• [Written task]
Go through the data below and gather each line containing "JSON".

• [Supplied material]

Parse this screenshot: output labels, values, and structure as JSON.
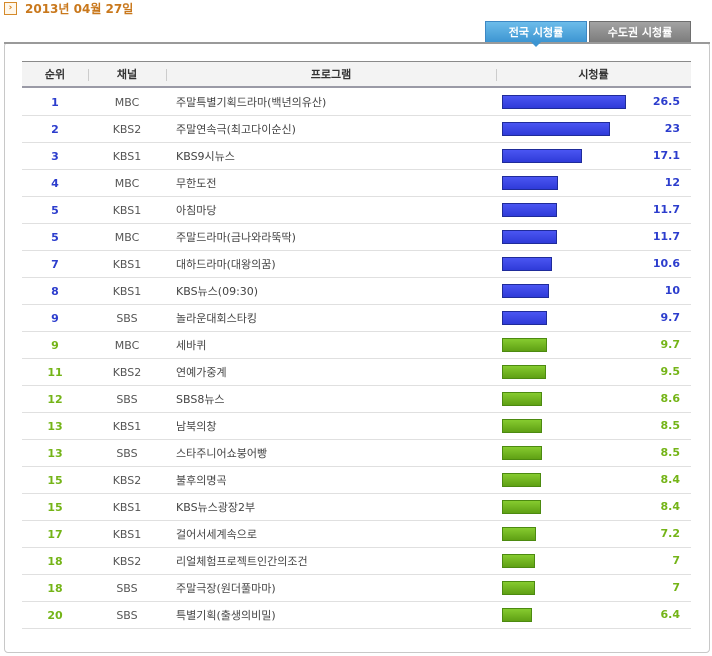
{
  "header": {
    "date": "2013년 04월 27일",
    "date_icon": "arrow-right-icon"
  },
  "tabs": [
    {
      "label": "전국 시청률",
      "active": true
    },
    {
      "label": "수도권 시청률",
      "active": false
    }
  ],
  "table": {
    "columns": {
      "rank": "순위",
      "channel": "채널",
      "program": "프로그램",
      "rating": "시청률"
    },
    "colors": {
      "blue": "#2f3bd8",
      "green": "#6db21a"
    },
    "rating_max": 26.5,
    "rows": [
      {
        "rank": "1",
        "channel": "MBC",
        "program": "주말특별기획드라마(백년의유산)",
        "rating": "26.5",
        "color": "blue"
      },
      {
        "rank": "2",
        "channel": "KBS2",
        "program": "주말연속극(최고다이순신)",
        "rating": "23",
        "color": "blue"
      },
      {
        "rank": "3",
        "channel": "KBS1",
        "program": "KBS9시뉴스",
        "rating": "17.1",
        "color": "blue"
      },
      {
        "rank": "4",
        "channel": "MBC",
        "program": "무한도전",
        "rating": "12",
        "color": "blue"
      },
      {
        "rank": "5",
        "channel": "KBS1",
        "program": "아침마당",
        "rating": "11.7",
        "color": "blue"
      },
      {
        "rank": "5",
        "channel": "MBC",
        "program": "주말드라마(금나와라뚝딱)",
        "rating": "11.7",
        "color": "blue"
      },
      {
        "rank": "7",
        "channel": "KBS1",
        "program": "대하드라마(대왕의꿈)",
        "rating": "10.6",
        "color": "blue"
      },
      {
        "rank": "8",
        "channel": "KBS1",
        "program": "KBS뉴스(09:30)",
        "rating": "10",
        "color": "blue"
      },
      {
        "rank": "9",
        "channel": "SBS",
        "program": "놀라운대회스타킹",
        "rating": "9.7",
        "color": "blue"
      },
      {
        "rank": "9",
        "channel": "MBC",
        "program": "세바퀴",
        "rating": "9.7",
        "color": "green"
      },
      {
        "rank": "11",
        "channel": "KBS2",
        "program": "연예가중계",
        "rating": "9.5",
        "color": "green"
      },
      {
        "rank": "12",
        "channel": "SBS",
        "program": "SBS8뉴스",
        "rating": "8.6",
        "color": "green"
      },
      {
        "rank": "13",
        "channel": "KBS1",
        "program": "남북의창",
        "rating": "8.5",
        "color": "green"
      },
      {
        "rank": "13",
        "channel": "SBS",
        "program": "스타주니어쇼붕어빵",
        "rating": "8.5",
        "color": "green"
      },
      {
        "rank": "15",
        "channel": "KBS2",
        "program": "불후의명곡",
        "rating": "8.4",
        "color": "green"
      },
      {
        "rank": "15",
        "channel": "KBS1",
        "program": "KBS뉴스광장2부",
        "rating": "8.4",
        "color": "green"
      },
      {
        "rank": "17",
        "channel": "KBS1",
        "program": "걸어서세계속으로",
        "rating": "7.2",
        "color": "green"
      },
      {
        "rank": "18",
        "channel": "KBS2",
        "program": "리얼체험프로젝트인간의조건",
        "rating": "7",
        "color": "green"
      },
      {
        "rank": "18",
        "channel": "SBS",
        "program": "주말극장(원더풀마마)",
        "rating": "7",
        "color": "green"
      },
      {
        "rank": "20",
        "channel": "SBS",
        "program": "특별기획(출생의비밀)",
        "rating": "6.4",
        "color": "green"
      }
    ]
  }
}
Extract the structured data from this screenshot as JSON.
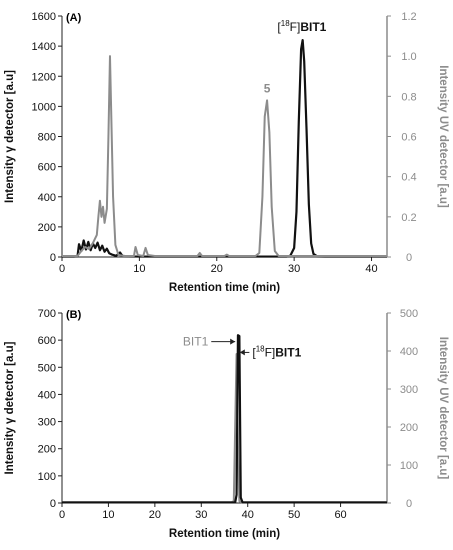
{
  "chart_data": [
    {
      "type": "line",
      "panel_label": "(A)",
      "xlabel": "Retention time (min)",
      "ylabel_left": "Intensity γ detector [a.u]",
      "ylabel_right": "Intensity UV detector [a.u]",
      "xlim": [
        0,
        42
      ],
      "x_ticks": [
        0,
        10,
        20,
        30,
        40
      ],
      "ylim_left": [
        0,
        1600
      ],
      "y_ticks_left": [
        0,
        200,
        400,
        600,
        800,
        1000,
        1200,
        1400,
        1600
      ],
      "ylim_right": [
        0,
        1.2
      ],
      "y_ticks_right": [
        "0",
        "0.2",
        "0.4",
        "0.6",
        "0.8",
        "1.0",
        "1.2"
      ],
      "grid": false,
      "annotations": [
        {
          "text": "5",
          "x": 26.5,
          "y_right": 0.82
        },
        {
          "pre": "[",
          "sup": "18",
          "post": "F]",
          "bold": "BIT1",
          "x": 31,
          "y_left": 1500
        }
      ],
      "series": [
        {
          "axis": "left",
          "color": "#111111",
          "points": [
            [
              0,
              3
            ],
            [
              1.5,
              3
            ],
            [
              2,
              5
            ],
            [
              2.2,
              85
            ],
            [
              2.5,
              40
            ],
            [
              2.8,
              110
            ],
            [
              3.1,
              50
            ],
            [
              3.4,
              100
            ],
            [
              3.7,
              45
            ],
            [
              4,
              90
            ],
            [
              4.3,
              60
            ],
            [
              4.6,
              95
            ],
            [
              4.9,
              45
            ],
            [
              5.2,
              75
            ],
            [
              5.5,
              35
            ],
            [
              5.8,
              55
            ],
            [
              6.1,
              25
            ],
            [
              6.5,
              15
            ],
            [
              7,
              8
            ],
            [
              7.5,
              30
            ],
            [
              7.8,
              8
            ],
            [
              8.5,
              4
            ],
            [
              10,
              3
            ],
            [
              25,
              3
            ],
            [
              29,
              3
            ],
            [
              29.5,
              8
            ],
            [
              30,
              60
            ],
            [
              30.3,
              300
            ],
            [
              30.6,
              900
            ],
            [
              30.9,
              1380
            ],
            [
              31.1,
              1440
            ],
            [
              31.3,
              1300
            ],
            [
              31.6,
              850
            ],
            [
              31.9,
              350
            ],
            [
              32.2,
              90
            ],
            [
              32.5,
              20
            ],
            [
              33,
              4
            ],
            [
              34,
              3
            ],
            [
              42,
              3
            ]
          ]
        },
        {
          "axis": "right",
          "color": "#8c8c8c",
          "points": [
            [
              0,
              0.005
            ],
            [
              2,
              0.005
            ],
            [
              2.5,
              0.03
            ],
            [
              3,
              0.05
            ],
            [
              3.5,
              0.04
            ],
            [
              4,
              0.07
            ],
            [
              4.5,
              0.11
            ],
            [
              4.7,
              0.2
            ],
            [
              4.9,
              0.28
            ],
            [
              5.1,
              0.2
            ],
            [
              5.3,
              0.25
            ],
            [
              5.5,
              0.17
            ],
            [
              5.8,
              0.24
            ],
            [
              6,
              0.6
            ],
            [
              6.2,
              1.0
            ],
            [
              6.4,
              0.65
            ],
            [
              6.6,
              0.3
            ],
            [
              6.9,
              0.06
            ],
            [
              7.3,
              0.01
            ],
            [
              8,
              0.005
            ],
            [
              9.3,
              0.005
            ],
            [
              9.5,
              0.05
            ],
            [
              9.8,
              0.01
            ],
            [
              10.5,
              0.005
            ],
            [
              10.8,
              0.045
            ],
            [
              11.1,
              0.01
            ],
            [
              12,
              0.005
            ],
            [
              17.5,
              0.005
            ],
            [
              17.8,
              0.02
            ],
            [
              18.1,
              0.005
            ],
            [
              21,
              0.005
            ],
            [
              21.3,
              0.012
            ],
            [
              21.6,
              0.005
            ],
            [
              25,
              0.005
            ],
            [
              25.5,
              0.02
            ],
            [
              25.9,
              0.3
            ],
            [
              26.2,
              0.7
            ],
            [
              26.5,
              0.78
            ],
            [
              26.8,
              0.62
            ],
            [
              27.1,
              0.25
            ],
            [
              27.5,
              0.03
            ],
            [
              28,
              0.005
            ],
            [
              42,
              0.005
            ]
          ]
        }
      ]
    },
    {
      "type": "line",
      "panel_label": "(B)",
      "xlabel": "Retention time (min)",
      "ylabel_left": "Intensity γ detector [a.u]",
      "ylabel_right": "Intensity UV detector [a.u]",
      "xlim": [
        0,
        70
      ],
      "x_ticks": [
        0,
        10,
        20,
        30,
        40,
        50,
        60
      ],
      "ylim_left": [
        0,
        700
      ],
      "y_ticks_left": [
        0,
        100,
        200,
        300,
        400,
        500,
        600,
        700
      ],
      "ylim_right": [
        0,
        500
      ],
      "y_ticks_right": [
        "0",
        "100",
        "200",
        "300",
        "400",
        "500"
      ],
      "grid": false,
      "annotations": [
        {
          "text": "BIT1",
          "x": 31.5,
          "y_left": 580,
          "arrow_to": [
            37.3,
            580
          ]
        },
        {
          "pre": "[",
          "sup": "18",
          "post": "F]",
          "bold": "BIT1",
          "x": 41,
          "y_left": 540,
          "arrow_to": [
            38.3,
            540
          ]
        }
      ],
      "series": [
        {
          "axis": "right",
          "color": "#8c8c8c",
          "points": [
            [
              0,
              2
            ],
            [
              36.5,
              2
            ],
            [
              37,
              5
            ],
            [
              37.3,
              200
            ],
            [
              37.6,
              392
            ],
            [
              37.9,
              150
            ],
            [
              38.2,
              5
            ],
            [
              38.6,
              2
            ],
            [
              70,
              2
            ]
          ]
        },
        {
          "axis": "left",
          "color": "#111111",
          "points": [
            [
              0,
              2
            ],
            [
              37.3,
              2
            ],
            [
              37.6,
              30
            ],
            [
              37.9,
              618
            ],
            [
              38.2,
              615
            ],
            [
              38.5,
              20
            ],
            [
              38.9,
              2
            ],
            [
              70,
              2
            ]
          ]
        }
      ]
    }
  ]
}
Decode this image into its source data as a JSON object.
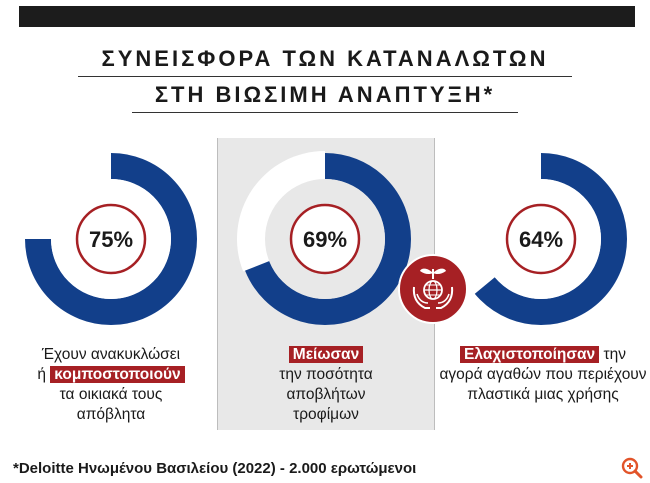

• [The answer]
Parse this screenshot: output labels, values, and structure as JSON.
Extract the structured data from this screenshot as JSON.
Decode this image into its source data as a JSON object.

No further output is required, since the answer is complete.